[SET TASK] Give the data below again exactly as written, without its pictures.

[BEGIN DATASET EXTRACT]

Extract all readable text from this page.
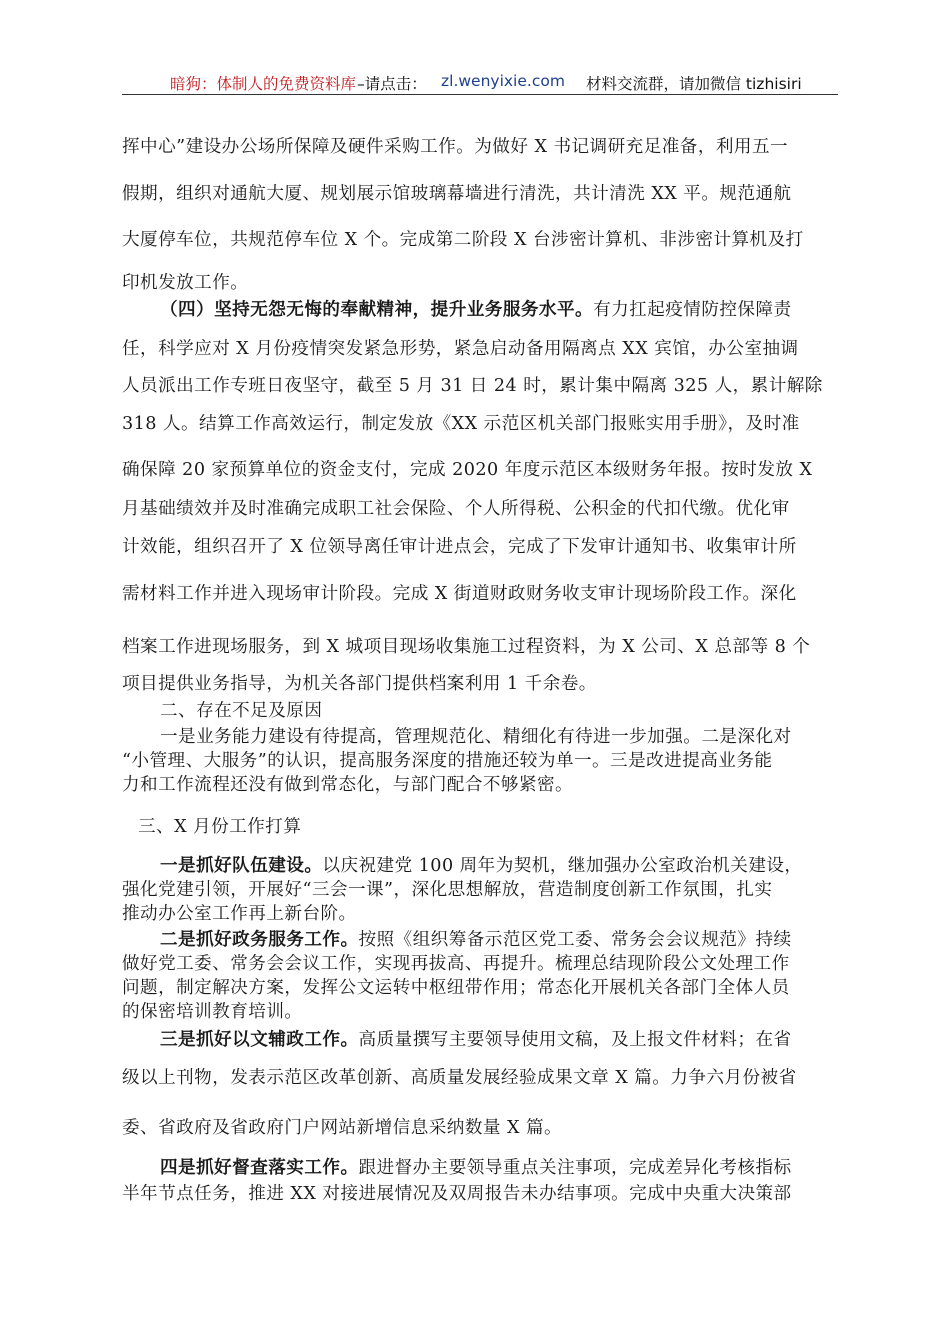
暗狗：体制人的免费资料库 –请点击： zl.wenyixie.com 材料交流群，请加微信 tizhisiri
挥中心”建设办公场所保障及硬件采购工作。为做好 X 书记调研充足准备，利用五一
假期，组织对通航大厦、规划展示馆玻璃幕墙进行清洗，共计清洗 XX 平。规范通航
大厦停车位，共规范停车位 X 个。完成第二阶段 X 台涉密计算机、非涉密计算机及打
印机发放工作。
（四）坚持无怨无悔的奉献精神，提升业务服务水平。有力扛起疫情防控保障责
任，科学应对 X 月份疫情突发紧急形势，紧急启动备用隔离点 XX 宾馆，办公室抽调
人员派出工作专班日夜坚守，截至 5 月 31 日 24 时，累计集中隔离 325 人，累计解除
318 人。结算工作高效运行，制定发放《XX 示范区机关部门报账实用手册》，及时准
确保障 20 家预算单位的资金支付，完成 2020 年度示范区本级财务年报。按时发放 X
月基础绩效并及时准确完成职工社会保险、个人所得税、公积金的代扣代缴。优化审
计效能，组织召开了 X 位领导离任审计进点会，完成了下发审计通知书、收集审计所
需材料工作并进入现场审计阶段。完成 X 街道财政财务收支审计现场阶段工作。深化
档案工作进现场服务，到 X 城项目现场收集施工过程资料，为 X 公司、X 总部等 8 个
项目提供业务指导，为机关各部门提供档案利用 1 千余卷。
二、存在不足及原因
一是业务能力建设有待提高，管理规范化、精细化有待进一步加强。二是深化对
“小管理、大服务”的认识，提高服务深度的措施还较为单一。三是改进提高业务能
力和工作流程还没有做到常态化，与部门配合不够紧密。
三、X 月份工作打算
一是抓好队伍建设。以庆祝建党 100 周年为契机，继加强办公室政治机关建设，
强化党建引领，开展好“三会一课”，深化思想解放，营造制度创新工作氛围，扎实
推动办公室工作再上新台阶。
二是抓好政务服务工作。按照《组织筹备示范区党工委、常务会会议规范》持续
做好党工委、常务会会议工作，实现再拔高、再提升。梳理总结现阶段公文处理工作
问题，制定解决方案，发挥公文运转中枢纽带作用；常态化开展机关各部门全体人员
的保密培训教育培训。
三是抓好以文辅政工作。高质量撰写主要领导使用文稿，及上报文件材料；在省
级以上刊物，发表示范区改革创新、高质量发展经验成果文章 X 篇。力争六月份被省
委、省政府及省政府门户网站新增信息采纳数量 X 篇。
四是抓好督查落实工作。跟进督办主要领导重点关注事项，完成差异化考核指标
半年节点任务，推进 XX 对接进展情况及双周报告未办结事项。完成中央重大决策部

[END DATASET EXTRACT]

[ANSWER BELOW]
Extract all readable text from this page.
暗狗：体制人的免费资料库 –请点击： zl.wenyixie.com 材料交流群，请加微信 tizhisiri
挥中心”建设办公场所保障及硬件采购工作。为做好 X 书记调研充足准备，利用五一
假期，组织对通航大厦、规划展示馆玻璃幕墙进行清洗，共计清洗 XX 平。规范通航
大厦停车位，共规范停车位 X 个。完成第二阶段 X 台涉密计算机、非涉密计算机及打
印机发放工作。
（四）坚持无怨无悔的奉献精神，提升业务服务水平。有力扛起疫情防控保障责
任，科学应对 X 月份疫情突发紧急形势，紧急启动备用隔离点 XX 宾馆，办公室抽调
人员派出工作专班日夜坚守，截至 5 月 31 日 24 时，累计集中隔离 325 人，累计解除
318 人。结算工作高效运行，制定发放《XX 示范区机关部门报账实用手册》，及时准
确保障 20 家预算单位的资金支付，完成 2020 年度示范区本级财务年报。按时发放 X
月基础绩效并及时准确完成职工社会保险、个人所得税、公积金的代扣代缴。优化审
计效能，组织召开了 X 位领导离任审计进点会，完成了下发审计通知书、收集审计所
需材料工作并进入现场审计阶段。完成 X 街道财政财务收支审计现场阶段工作。深化
档案工作进现场服务，到 X 城项目现场收集施工过程资料，为 X 公司、X 总部等 8 个
项目提供业务指导，为机关各部门提供档案利用 1 千余卷。
二、存在不足及原因
一是业务能力建设有待提高，管理规范化、精细化有待进一步加强。二是深化对
“小管理、大服务”的认识，提高服务深度的措施还较为单一。三是改进提高业务能
力和工作流程还没有做到常态化，与部门配合不够紧密。
三、X 月份工作打算
一是抓好队伍建设。以庆祝建党 100 周年为契机，继加强办公室政治机关建设，
强化党建引领，开展好“三会一课”，深化思想解放，营造制度创新工作氛围，扎实
推动办公室工作再上新台阶。
二是抓好政务服务工作。按照《组织筹备示范区党工委、常务会会议规范》持续
做好党工委、常务会会议工作，实现再拔高、再提升。梳理总结现阶段公文处理工作
问题，制定解决方案，发挥公文运转中枢纽带作用；常态化开展机关各部门全体人员
的保密培训教育培训。
三是抓好以文辅政工作。高质量撰写主要领导使用文稿，及上报文件材料；在省
级以上刊物，发表示范区改革创新、高质量发展经验成果文章 X 篇。力争六月份被省
委、省政府及省政府门户网站新增信息采纳数量 X 篇。
四是抓好督查落实工作。跟进督办主要领导重点关注事项，完成差异化考核指标
半年节点任务，推进 XX 对接进展情况及双周报告未办结事项。完成中央重大决策部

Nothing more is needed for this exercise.